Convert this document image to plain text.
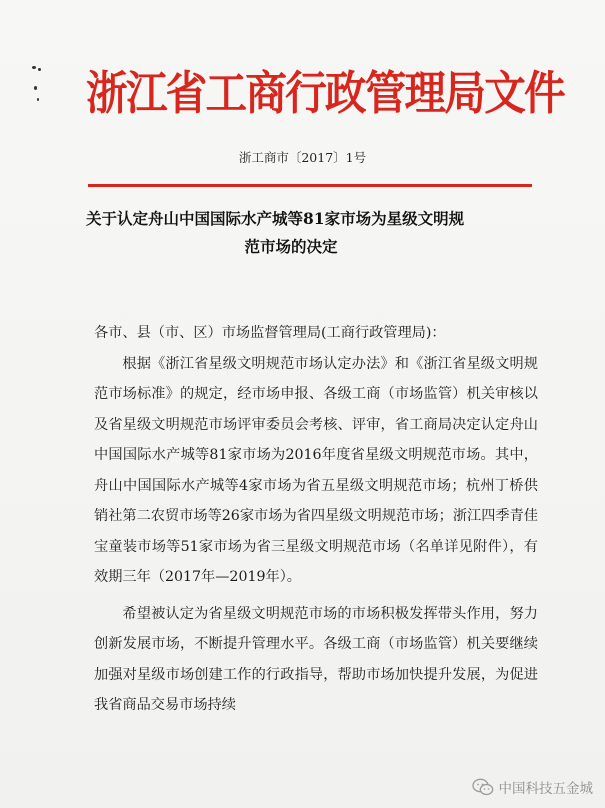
浙江省工商行政管理局文件
浙工商市〔2017〕1号
关于认定舟山中国国际水产城等81家市场为星级文明规
范市场的决定

各市、县（市、区）市场监督管理局(工商行政管理局)：

根据《浙江省星级文明规范市场认定办法》和《浙江省星级文明规范市场标准》的规定，经市场申报、各级工商（市场监管）机关审核以及省星级文明规范市场评审委员会考核、评审，省工商局决定认定舟山中国国际水产城等81家市场为2016年度省星级文明规范市场。其中，舟山中国国际水产城等4家市场为省五星级文明规范市场；杭州丁桥供销社第二农贸市场等26家市场为省四星级文明规范市场；浙江四季青佳宝童装市场等51家市场为省三星级文明规范市场（名单详见附件），有效期三年（2017年—2019年）。

希望被认定为省星级文明规范市场的市场积极发挥带头作用，努力创新发展市场，不断提升管理水平。各级工商（市场监管）机关要继续加强对星级市场创建工作的行政指导，帮助市场加快提升发展，为促进我省商品交易市场持续

中国科技五金城
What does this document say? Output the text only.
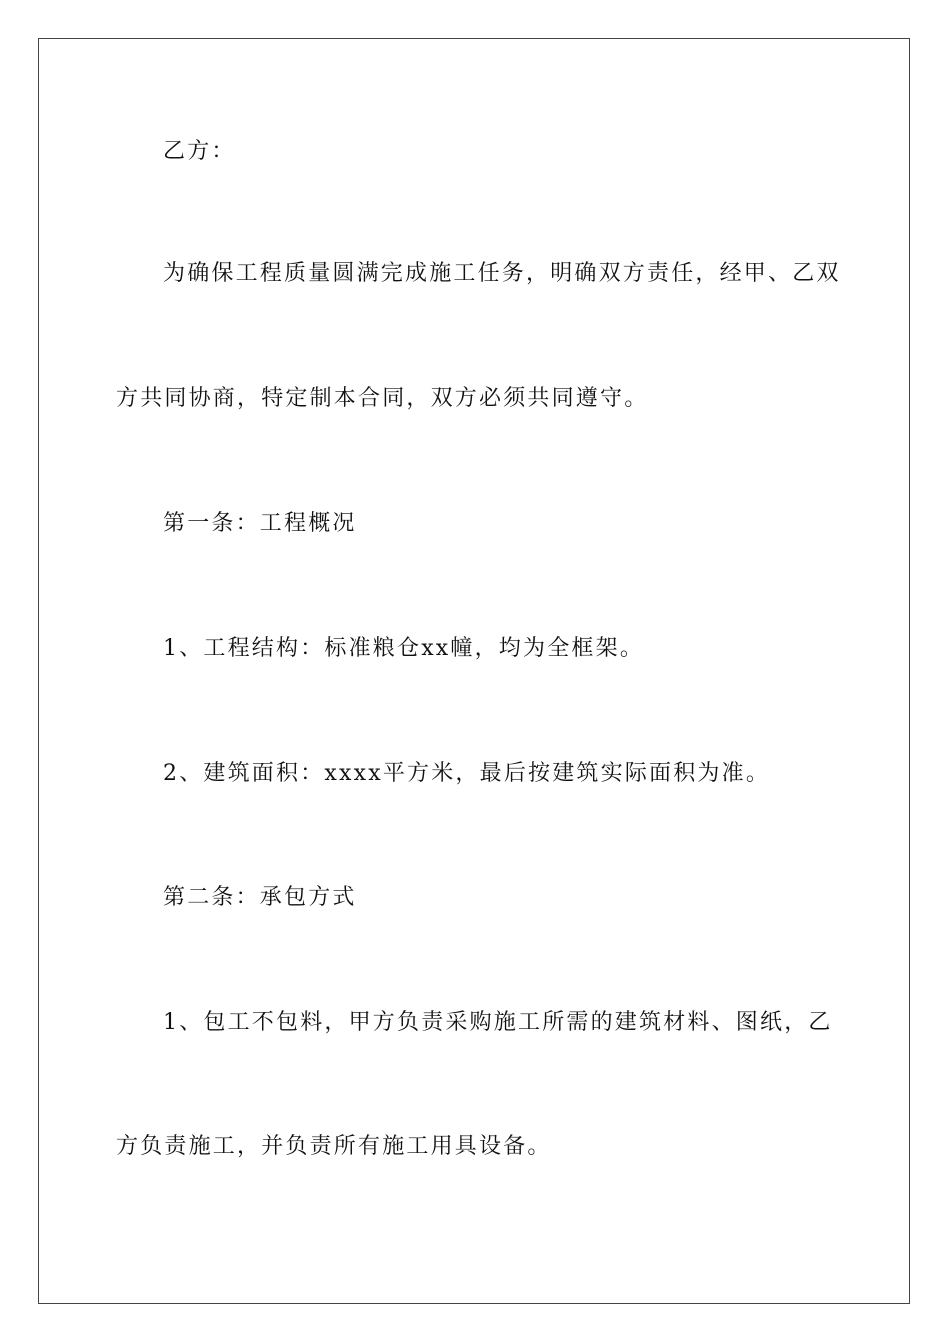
乙方：
为确保工程质量圆满完成施工任务，明确双方责任，经甲、乙双
方共同协商，特定制本合同，双方必须共同遵守。
第一条：工程概况
1、工程结构：标准粮仓xx幢，均为全框架。
2、建筑面积：xxxx平方米，最后按建筑实际面积为准。
第二条：承包方式
1、包工不包料，甲方负责采购施工所需的建筑材料、图纸，乙
方负责施工，并负责所有施工用具设备。
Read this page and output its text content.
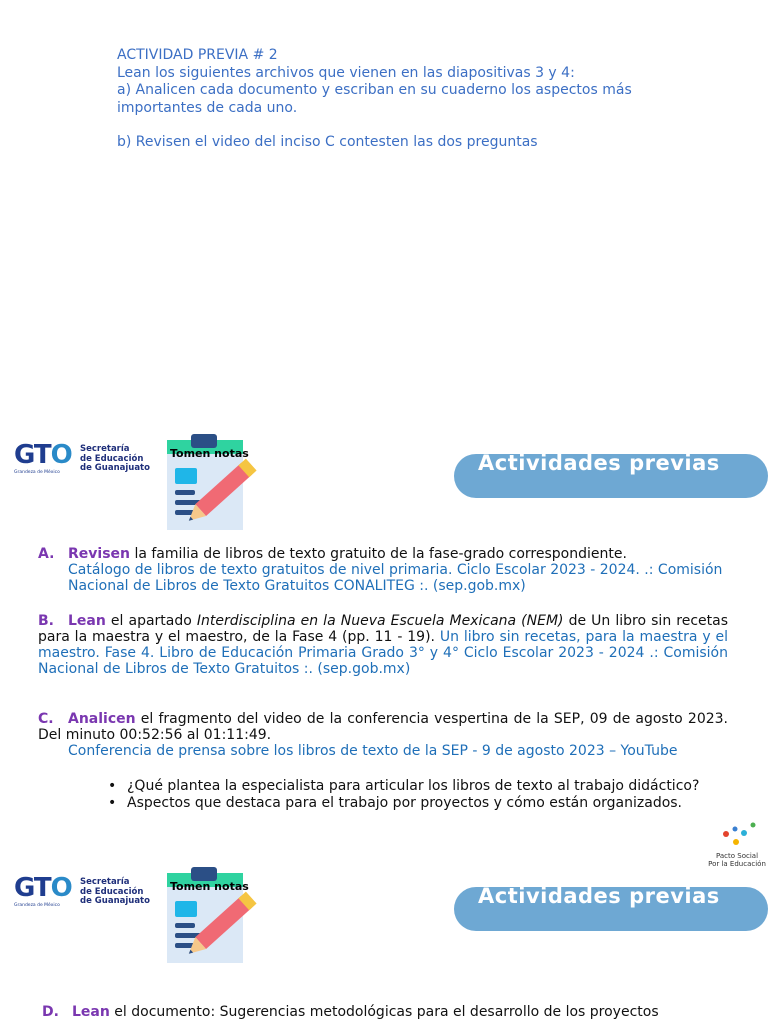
ACTIVIDAD PREVIA # 2

Lean los siguientes archivos que vienen en las diapositivas 3 y 4:

a) Analicen cada documento y escriban en su cuaderno los aspectos más importantes de cada uno.

b) Revisen el video del inciso C contesten las dos preguntas

GTO
Grandeza de México
Secretaría
de Educación
de Guanajuato
Tomen notas	Actividades previas
A. Revisen la familia de libros de texto gratuito de la fase-grado correspondiente.
Catálogo de libros de texto gratuitos de nivel primaria. Ciclo Escolar 2023 - 2024. .: Comisión Nacional de Libros de Texto Gratuitos CONALITEG :. (sep.gob.mx)
B. Lean el apartado Interdisciplina en la Nueva Escuela Mexicana (NEM) de Un libro sin recetas para la maestra y el maestro, de la Fase 4 (pp. 11 - 19). Un libro sin recetas, para la maestra y el maestro. Fase 4. Libro de Educación Primaria Grado 3° y 4° Ciclo Escolar 2023 - 2024 .: Comisión Nacional de Libros de Texto Gratuitos :. (sep.gob.mx)
C. Analicen el fragmento del video de la conferencia vespertina de la SEP, 09 de agosto 2023. Del minuto 00:52:56 al 01:11:49.
Conferencia de prensa sobre los libros de texto de la SEP - 9 de agosto 2023 – YouTube
• ¿Qué plantea la especialista para articular los libros de texto al trabajo didáctico?
• Aspectos que destaca para el trabajo por proyectos y cómo están organizados.
Pacto Social
Por la Educación
GTO
Grandeza de México
Secretaría
de Educación
de Guanajuato
Tomen notas	Actividades previas
D. Lean el documento: Sugerencias metodológicas para el desarrollo de los proyectos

════════════════

▶ [WHAT TO DO]
Go through the data above and transcribe it in full, omitting any image.

▶ [COMPLETE OUTPUT]
Convert this document image to plain text.
浙江省工商行政管理局文件
浙工商市〔2017〕1号
关于认定舟山中国国际水产城等81家市场为星级文明规
范市场的决定

各市、县（市、区）市场监督管理局(工商行政管理局)：

根据《浙江省星级文明规范市场认定办法》和《浙江省星级文明规范市场标准》的规定，经市场申报、各级工商（市场监管）机关审核以及省星级文明规范市场评审委员会考核、评审，省工商局决定认定舟山中国国际水产城等81家市场为2016年度省星级文明规范市场。其中，舟山中国国际水产城等4家市场为省五星级文明规范市场；杭州丁桥供销社第二农贸市场等26家市场为省四星级文明规范市场；浙江四季青佳宝童装市场等51家市场为省三星级文明规范市场（名单详见附件），有效期三年（2017年—2019年）。

希望被认定为省星级文明规范市场的市场积极发挥带头作用，努力创新发展市场，不断提升管理水平。各级工商（市场监管）机关要继续加强对星级市场创建工作的行政指导，帮助市场加快提升发展，为促进我省商品交易市场持续

中国科技五金城
What does this document say? Output the text only.
乙方：
为确保工程质量圆满完成施工任务，明确双方责任，经甲、乙双
方共同协商，特定制本合同，双方必须共同遵守。
第一条：工程概况
1、工程结构：标准粮仓xx幢，均为全框架。
2、建筑面积：xxxx平方米，最后按建筑实际面积为准。
第二条：承包方式
1、包工不包料，甲方负责采购施工所需的建筑材料、图纸，乙
方负责施工，并负责所有施工用具设备。
Read this page and output its text content.
ACTIVIDAD PREVIA # 2

Lean los siguientes archivos que vienen en las diapositivas 3 y 4:

a) Analicen cada documento y escriban en su cuaderno los aspectos más importantes de cada uno.

b) Revisen el video del inciso C contesten las dos preguntas

GTO
Grandeza de México
Secretaría
de Educación
de Guanajuato
Tomen notas	Actividades previas
A. Revisen la familia de libros de texto gratuito de la fase-grado correspondiente.
Catálogo de libros de texto gratuitos de nivel primaria. Ciclo Escolar 2023 - 2024. .: Comisión Nacional de Libros de Texto Gratuitos CONALITEG :. (sep.gob.mx)
B. Lean el apartado Interdisciplina en la Nueva Escuela Mexicana (NEM) de Un libro sin recetas para la maestra y el maestro, de la Fase 4 (pp. 11 - 19). Un libro sin recetas, para la maestra y el maestro. Fase 4. Libro de Educación Primaria Grado 3° y 4° Ciclo Escolar 2023 - 2024 .: Comisión Nacional de Libros de Texto Gratuitos :. (sep.gob.mx)
C. Analicen el fragmento del video de la conferencia vespertina de la SEP, 09 de agosto 2023. Del minuto 00:52:56 al 01:11:49.
Conferencia de prensa sobre los libros de texto de la SEP - 9 de agosto 2023 – YouTube
• ¿Qué plantea la especialista para articular los libros de texto al trabajo didáctico?
• Aspectos que destaca para el trabajo por proyectos y cómo están organizados.
Pacto Social
Por la Educación
GTO
Grandeza de México
Secretaría
de Educación
de Guanajuato
Tomen notas	Actividades previas
D. Lean el documento: Sugerencias metodológicas para el desarrollo de los proyectos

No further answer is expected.